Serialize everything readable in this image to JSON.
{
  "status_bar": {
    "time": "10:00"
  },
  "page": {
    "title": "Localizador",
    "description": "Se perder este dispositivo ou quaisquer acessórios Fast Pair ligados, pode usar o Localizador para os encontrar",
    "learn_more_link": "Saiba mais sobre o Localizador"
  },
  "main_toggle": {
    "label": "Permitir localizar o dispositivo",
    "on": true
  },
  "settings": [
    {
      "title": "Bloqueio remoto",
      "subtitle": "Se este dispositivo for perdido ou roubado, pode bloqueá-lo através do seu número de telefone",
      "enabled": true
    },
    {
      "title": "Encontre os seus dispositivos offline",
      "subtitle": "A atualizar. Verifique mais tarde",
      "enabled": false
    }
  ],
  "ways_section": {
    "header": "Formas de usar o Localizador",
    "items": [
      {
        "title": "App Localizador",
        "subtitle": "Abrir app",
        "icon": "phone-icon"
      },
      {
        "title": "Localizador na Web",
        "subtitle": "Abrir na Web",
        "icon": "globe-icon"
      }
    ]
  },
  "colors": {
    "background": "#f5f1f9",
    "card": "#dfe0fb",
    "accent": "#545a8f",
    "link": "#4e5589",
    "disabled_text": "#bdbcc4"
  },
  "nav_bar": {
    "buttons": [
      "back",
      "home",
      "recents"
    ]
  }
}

## Instructions for the task
Search the data above for the string "pode" and copy each line that has it.

## Response to the exercise
    "description": "Se perder este dispositivo ou quaisquer acessórios Fast Pair ligados, pode usar o Localizador para os encontrar",
      "subtitle": "Se este dispositivo for perdido ou roubado, pode bloqueá-lo através do seu número de telefone",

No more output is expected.